Problem details: Output every line below without omitting or altering anything.

#### Rows

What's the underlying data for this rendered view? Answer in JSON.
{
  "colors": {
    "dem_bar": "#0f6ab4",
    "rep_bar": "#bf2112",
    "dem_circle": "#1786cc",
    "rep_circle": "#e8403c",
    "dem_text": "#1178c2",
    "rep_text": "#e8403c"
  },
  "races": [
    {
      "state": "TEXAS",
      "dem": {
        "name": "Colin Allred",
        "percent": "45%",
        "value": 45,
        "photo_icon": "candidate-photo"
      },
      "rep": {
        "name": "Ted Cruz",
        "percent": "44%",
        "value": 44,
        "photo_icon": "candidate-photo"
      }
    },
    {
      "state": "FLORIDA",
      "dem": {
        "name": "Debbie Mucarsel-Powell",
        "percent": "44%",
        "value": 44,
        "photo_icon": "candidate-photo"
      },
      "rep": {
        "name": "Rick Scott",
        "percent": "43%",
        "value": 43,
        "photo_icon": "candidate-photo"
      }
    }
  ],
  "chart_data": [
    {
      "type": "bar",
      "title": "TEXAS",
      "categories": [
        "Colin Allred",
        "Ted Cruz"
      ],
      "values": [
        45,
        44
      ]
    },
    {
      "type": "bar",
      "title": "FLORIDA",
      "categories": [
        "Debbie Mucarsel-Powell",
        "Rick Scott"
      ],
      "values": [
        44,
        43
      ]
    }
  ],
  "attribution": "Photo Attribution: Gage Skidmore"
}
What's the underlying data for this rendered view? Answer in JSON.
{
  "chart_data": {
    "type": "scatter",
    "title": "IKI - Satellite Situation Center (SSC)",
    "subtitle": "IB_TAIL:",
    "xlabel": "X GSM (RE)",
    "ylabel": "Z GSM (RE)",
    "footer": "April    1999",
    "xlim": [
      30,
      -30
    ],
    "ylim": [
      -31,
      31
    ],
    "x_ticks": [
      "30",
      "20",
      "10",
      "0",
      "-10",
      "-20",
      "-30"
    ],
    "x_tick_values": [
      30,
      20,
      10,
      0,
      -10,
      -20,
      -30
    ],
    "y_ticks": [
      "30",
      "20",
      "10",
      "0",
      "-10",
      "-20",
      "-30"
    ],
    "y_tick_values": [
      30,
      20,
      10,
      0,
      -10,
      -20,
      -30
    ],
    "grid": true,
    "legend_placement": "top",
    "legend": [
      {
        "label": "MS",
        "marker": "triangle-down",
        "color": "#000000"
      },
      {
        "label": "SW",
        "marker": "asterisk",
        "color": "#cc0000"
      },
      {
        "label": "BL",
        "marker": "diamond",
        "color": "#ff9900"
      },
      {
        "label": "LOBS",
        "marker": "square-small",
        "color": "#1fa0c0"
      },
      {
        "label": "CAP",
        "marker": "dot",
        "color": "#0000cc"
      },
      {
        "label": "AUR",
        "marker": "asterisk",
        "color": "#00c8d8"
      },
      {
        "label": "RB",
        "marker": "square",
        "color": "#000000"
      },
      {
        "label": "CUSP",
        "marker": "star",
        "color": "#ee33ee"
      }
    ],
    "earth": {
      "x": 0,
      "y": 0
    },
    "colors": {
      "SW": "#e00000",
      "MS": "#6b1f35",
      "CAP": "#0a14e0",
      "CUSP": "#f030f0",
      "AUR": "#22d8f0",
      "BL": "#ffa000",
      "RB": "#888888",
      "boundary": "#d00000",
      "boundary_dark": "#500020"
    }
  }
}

########

Task result:
What's the underlying data for this rendered view? Answer in JSON.
{
  "colors": {
    "dem_bar": "#0f6ab4",
    "rep_bar": "#bf2112",
    "dem_circle": "#1786cc",
    "rep_circle": "#e8403c",
    "dem_text": "#1178c2",
    "rep_text": "#e8403c"
  },
  "races": [
    {
      "state": "TEXAS",
      "dem": {
        "name": "Colin Allred",
        "percent": "45%",
        "value": 45,
        "photo_icon": "candidate-photo"
      },
      "rep": {
        "name": "Ted Cruz",
        "percent": "44%",
        "value": 44,
        "photo_icon": "candidate-photo"
      }
    },
    {
      "state": "FLORIDA",
      "dem": {
        "name": "Debbie Mucarsel-Powell",
        "percent": "44%",
        "value": 44,
        "photo_icon": "candidate-photo"
      },
      "rep": {
        "name": "Rick Scott",
        "percent": "43%",
        "value": 43,
        "photo_icon": "candidate-photo"
      }
    }
  ],
  "chart_data": [
    {
      "type": "bar",
      "title": "TEXAS",
      "categories": [
        "Colin Allred",
        "Ted Cruz"
      ],
      "values": [
        45,
        44
      ]
    },
    {
      "type": "bar",
      "title": "FLORIDA",
      "categories": [
        "Debbie Mucarsel-Powell",
        "Rick Scott"
      ],
      "values": [
        44,
        43
      ]
    }
  ],
  "attribution": "Photo Attribution: Gage Skidmore"
}
What's the underlying data for this rendered view? Answer in JSON.
{
  "chart_data": {
    "type": "scatter",
    "title": "IKI - Satellite Situation Center (SSC)",
    "subtitle": "IB_TAIL:",
    "xlabel": "X GSM (RE)",
    "ylabel": "Z GSM (RE)",
    "footer": "April    1999",
    "xlim": [
      30,
      -30
    ],
    "ylim": [
      -31,
      31
    ],
    "x_ticks": [
      "30",
      "20",
      "10",
      "0",
      "-10",
      "-20",
      "-30"
    ],
    "x_tick_values": [
      30,
      20,
      10,
      0,
      -10,
      -20,
      -30
    ],
    "y_ticks": [
      "30",
      "20",
      "10",
      "0",
      "-10",
      "-20",
      "-30"
    ],
    "y_tick_values": [
      30,
      20,
      10,
      0,
      -10,
      -20,
      -30
    ],
    "grid": true,
    "legend_placement": "top",
    "legend": [
      {
        "label": "MS",
        "marker": "triangle-down",
        "color": "#000000"
      },
      {
        "label": "SW",
        "marker": "asterisk",
        "color": "#cc0000"
      },
      {
        "label": "BL",
        "marker": "diamond",
        "color": "#ff9900"
      },
      {
        "label": "LOBS",
        "marker": "square-small",
        "color": "#1fa0c0"
      },
      {
        "label": "CAP",
        "marker": "dot",
        "color": "#0000cc"
      },
      {
        "label": "AUR",
        "marker": "asterisk",
        "color": "#00c8d8"
      },
      {
        "label": "RB",
        "marker": "square",
        "color": "#000000"
      },
      {
        "label": "CUSP",
        "marker": "star",
        "color": "#ee33ee"
      }
    ],
    "earth": {
      "x": 0,
      "y": 0
    },
    "colors": {
      "SW": "#e00000",
      "MS": "#6b1f35",
      "CAP": "#0a14e0",
      "CUSP": "#f030f0",
      "AUR": "#22d8f0",
      "BL": "#ffa000",
      "RB": "#888888",
      "boundary": "#d00000",
      "boundary_dark": "#500020"
    }
  }
}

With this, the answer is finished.